■ Aim of the task
Transcribe the listing that follows in full, omitting pictures.

■ Extracted information
* start *
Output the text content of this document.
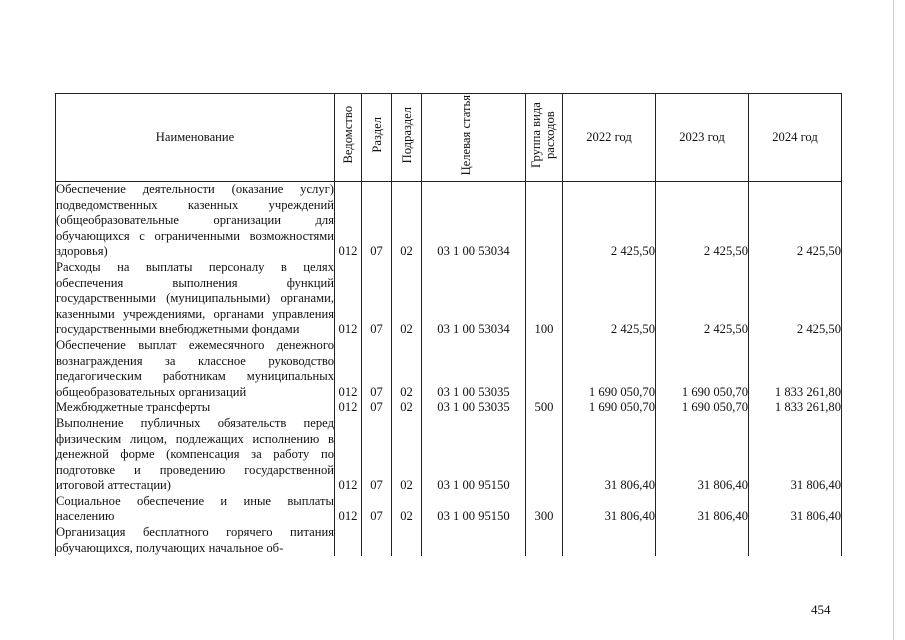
Наименование	Ведомство	Раздел	Подраздел	Целевая статья	Группа вида расходов	2022 год	2023 год	2024 год
Обеспечение деятельности (оказание услуг) подведомственных казенных учреждений (общеобразовательные организации для обучающихся с ограниченными возможностями здоровья)	012	07	02	03 1 00 53034		2 425,50	2 425,50	2 425,50
Расходы на выплаты персоналу в целях обеспечения выполнения функций государственными (муниципальными) органами, казенными учреждениями, органами управления государственными внебюджетными фондами	012	07	02	03 1 00 53034	100	2 425,50	2 425,50	2 425,50
Обеспечение выплат ежемесячного денежного вознаграждения за классное руководство педагогическим работникам муниципальных общеобразовательных организаций	012	07	02	03 1 00 53035		1 690 050,70	1 690 050,70	1 833 261,80
Межбюджетные трансферты	012	07	02	03 1 00 53035	500	1 690 050,70	1 690 050,70	1 833 261,80
Выполнение публичных обязательств перед физическим лицом, подлежащих исполнению в денежной форме (компенсация за работу по подготовке и проведению государственной итоговой аттестации)	012	07	02	03 1 00 95150		31 806,40	31 806,40	31 806,40
Социальное обеспечение и иные выплаты населению	012	07	02	03 1 00 95150	300	31 806,40	31 806,40	31 806,40
Организация бесплатного горячего питания обучающихся, получающих начальное об-								
454
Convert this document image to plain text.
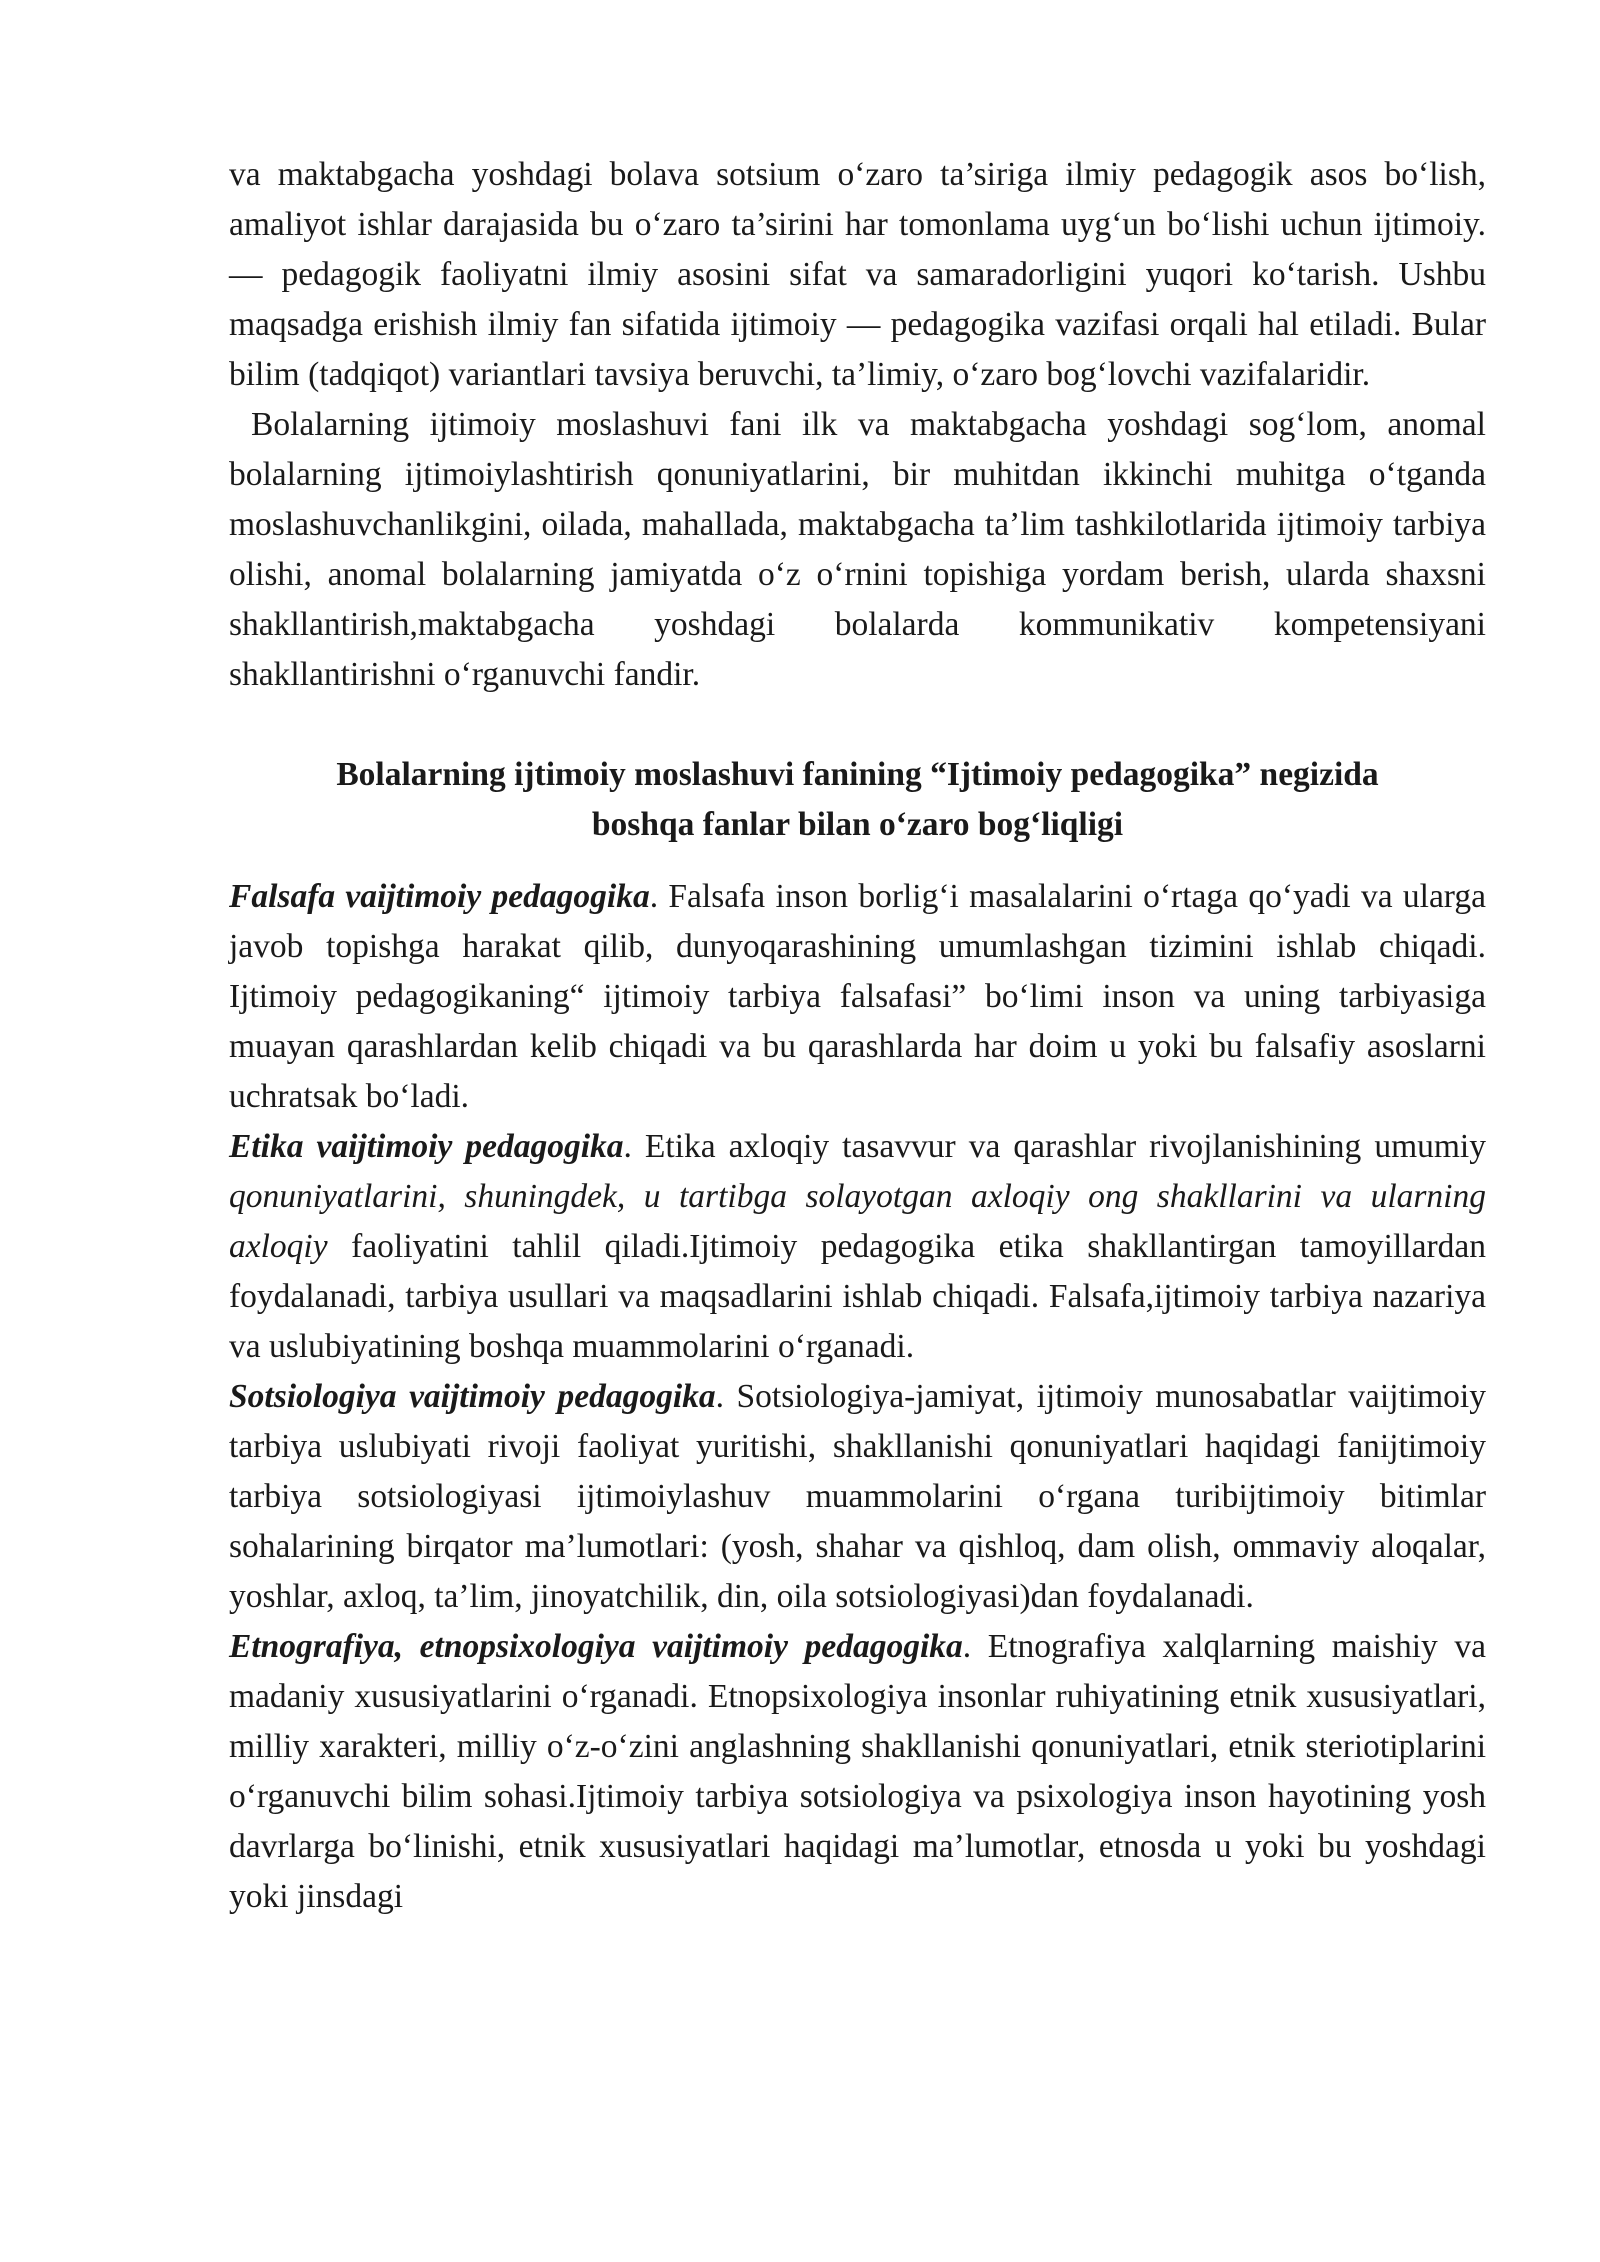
va maktabgacha yoshdagi bolava sotsium o‘zaro ta’siriga ilmiy pedagogik asos bo‘lish, amaliyot ishlar darajasida bu o‘zaro ta’sirini har tomonlama uyg‘un bo‘lishi uchun ijtimoiy.— pedagogik faoliyatni ilmiy asosini sifat va samaradorligini yuqori ko‘tarish. Ushbu maqsadga erishish ilmiy fan sifatida ijtimoiy — pedagogika vazifasi orqali hal etiladi. Bular bilim (tadqiqot) variantlari tavsiya beruvchi, ta’limiy, o‘zaro bog‘lovchi vazifalaridir.

Bolalarning ijtimoiy moslashuvi fani ilk va maktabgacha yoshdagi sog‘lom, anomal bolalarning ijtimoiylashtirish qonuniyatlarini, bir muhitdan ikkinchi muhitga o‘tganda moslashuvchanlikgini, oilada, mahallada, maktabgacha ta’lim tashkilotlarida ijtimoiy tarbiya olishi, anomal bolalarning jamiyatda o‘z o‘rnini topishiga yordam berish, ularda shaxsni shakllantirish,maktabgacha yoshdagi bolalarda kommunikativ kompetensiyani shakllantirishni o‘rganuvchi fandir.

Bolalarning ijtimoiy moslashuvi fanining “Ijtimoiy pedagogika” negizida
boshqa fanlar bilan o‘zaro bog‘liqligi

Falsafa vaijtimoiy pedagogika. Falsafa inson borlig‘i masalalarini o‘rtaga qo‘yadi va ularga javob topishga harakat qilib, dunyoqarashining umumlashgan tizimini ishlab chiqadi. Ijtimoiy pedagogikaning“ ijtimoiy tarbiya falsafasi” bo‘limi inson va uning tarbiyasiga muayan qarashlardan kelib chiqadi va bu qarashlarda har doim u yoki bu falsafiy asoslarni uchratsak bo‘ladi.

Etika vaijtimoiy pedagogika. Etika axloqiy tasavvur va qarashlar rivojlanishining umumiy qonuniyatlarini, shuningdek, u tartibga solayotgan axloqiy ong shakllarini va ularning axloqiy faoliyatini tahlil qiladi.Ijtimoiy pedagogika etika shakllantirgan tamoyillardan foydalanadi, tarbiya usullari va maqsadlarini ishlab chiqadi. Falsafa,ijtimoiy tarbiya nazariya va uslubiyatining boshqa muammolarini o‘rganadi.

Sotsiologiya vaijtimoiy pedagogika. Sotsiologiya-jamiyat, ijtimoiy munosabatlar vaijtimoiy tarbiya uslubiyati rivoji faoliyat yuritishi, shakllanishi qonuniyatlari haqidagi fanijtimoiy tarbiya sotsiologiyasi ijtimoiylashuv muammolarini o‘rgana turibijtimoiy bitimlar sohalarining birqator ma’lumotlari: (yosh, shahar va qishloq, dam olish, ommaviy aloqalar, yoshlar, axloq, ta’lim, jinoyatchilik, din, oila sotsiologiyasi)dan foydalanadi.

Etnografiya, etnopsixologiya vaijtimoiy pedagogika. Etnografiya xalqlarning maishiy va madaniy xususiyatlarini o‘rganadi. Etnopsixologiya insonlar ruhiyatining etnik xususiyatlari, milliy xarakteri, milliy o‘z-o‘zini anglashning shakllanishi qonuniyatlari, etnik steriotiplarini o‘rganuvchi bilim sohasi.Ijtimoiy tarbiya sotsiologiya va psixologiya inson hayotining yosh davrlarga bo‘linishi, etnik xususiyatlari haqidagi ma’lumotlar, etnosda u yoki bu yoshdagi yoki jinsdagi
* end *
■ Problem solution
Output the text content of this document.
Наименование	Ведомство	Раздел	Подраздел	Целевая статья	Группа вида расходов	2022 год	2023 год	2024 год
Обеспечение деятельности (оказание услуг) подведомственных казенных учреждений (общеобразовательные организации для обучающихся с ограниченными возможностями здоровья)	012	07	02	03 1 00 53034		2 425,50	2 425,50	2 425,50
Расходы на выплаты персоналу в целях обеспечения выполнения функций государственными (муниципальными) органами, казенными учреждениями, органами управления государственными внебюджетными фондами	012	07	02	03 1 00 53034	100	2 425,50	2 425,50	2 425,50
Обеспечение выплат ежемесячного денежного вознаграждения за классное руководство педагогическим работникам муниципальных общеобразовательных организаций	012	07	02	03 1 00 53035		1 690 050,70	1 690 050,70	1 833 261,80
Межбюджетные трансферты	012	07	02	03 1 00 53035	500	1 690 050,70	1 690 050,70	1 833 261,80
Выполнение публичных обязательств перед физическим лицом, подлежащих исполнению в денежной форме (компенсация за работу по подготовке и проведению государственной итоговой аттестации)	012	07	02	03 1 00 95150		31 806,40	31 806,40	31 806,40
Социальное обеспечение и иные выплаты населению	012	07	02	03 1 00 95150	300	31 806,40	31 806,40	31 806,40
Организация бесплатного горячего питания обучающихся, получающих начальное об-								
454
Convert this document image to plain text.
va maktabgacha yoshdagi bolava sotsium o‘zaro ta’siriga ilmiy pedagogik asos bo‘lish, amaliyot ishlar darajasida bu o‘zaro ta’sirini har tomonlama uyg‘un bo‘lishi uchun ijtimoiy.— pedagogik faoliyatni ilmiy asosini sifat va samaradorligini yuqori ko‘tarish. Ushbu maqsadga erishish ilmiy fan sifatida ijtimoiy — pedagogika vazifasi orqali hal etiladi. Bular bilim (tadqiqot) variantlari tavsiya beruvchi, ta’limiy, o‘zaro bog‘lovchi vazifalaridir.

Bolalarning ijtimoiy moslashuvi fani ilk va maktabgacha yoshdagi sog‘lom, anomal bolalarning ijtimoiylashtirish qonuniyatlarini, bir muhitdan ikkinchi muhitga o‘tganda moslashuvchanlikgini, oilada, mahallada, maktabgacha ta’lim tashkilotlarida ijtimoiy tarbiya olishi, anomal bolalarning jamiyatda o‘z o‘rnini topishiga yordam berish, ularda shaxsni shakllantirish,maktabgacha yoshdagi bolalarda kommunikativ kompetensiyani shakllantirishni o‘rganuvchi fandir.

Bolalarning ijtimoiy moslashuvi fanining “Ijtimoiy pedagogika” negizida
boshqa fanlar bilan o‘zaro bog‘liqligi

Falsafa vaijtimoiy pedagogika. Falsafa inson borlig‘i masalalarini o‘rtaga qo‘yadi va ularga javob topishga harakat qilib, dunyoqarashining umumlashgan tizimini ishlab chiqadi. Ijtimoiy pedagogikaning“ ijtimoiy tarbiya falsafasi” bo‘limi inson va uning tarbiyasiga muayan qarashlardan kelib chiqadi va bu qarashlarda har doim u yoki bu falsafiy asoslarni uchratsak bo‘ladi.

Etika vaijtimoiy pedagogika. Etika axloqiy tasavvur va qarashlar rivojlanishining umumiy qonuniyatlarini, shuningdek, u tartibga solayotgan axloqiy ong shakllarini va ularning axloqiy faoliyatini tahlil qiladi.Ijtimoiy pedagogika etika shakllantirgan tamoyillardan foydalanadi, tarbiya usullari va maqsadlarini ishlab chiqadi. Falsafa,ijtimoiy tarbiya nazariya va uslubiyatining boshqa muammolarini o‘rganadi.

Sotsiologiya vaijtimoiy pedagogika. Sotsiologiya-jamiyat, ijtimoiy munosabatlar vaijtimoiy tarbiya uslubiyati rivoji faoliyat yuritishi, shakllanishi qonuniyatlari haqidagi fanijtimoiy tarbiya sotsiologiyasi ijtimoiylashuv muammolarini o‘rgana turibijtimoiy bitimlar sohalarining birqator ma’lumotlari: (yosh, shahar va qishloq, dam olish, ommaviy aloqalar, yoshlar, axloq, ta’lim, jinoyatchilik, din, oila sotsiologiyasi)dan foydalanadi.

Etnografiya, etnopsixologiya vaijtimoiy pedagogika. Etnografiya xalqlarning maishiy va madaniy xususiyatlarini o‘rganadi. Etnopsixologiya insonlar ruhiyatining etnik xususiyatlari, milliy xarakteri, milliy o‘z-o‘zini anglashning shakllanishi qonuniyatlari, etnik steriotiplarini o‘rganuvchi bilim sohasi.Ijtimoiy tarbiya sotsiologiya va psixologiya inson hayotining yosh davrlarga bo‘linishi, etnik xususiyatlari haqidagi ma’lumotlar, etnosda u yoki bu yoshdagi yoki jinsdagi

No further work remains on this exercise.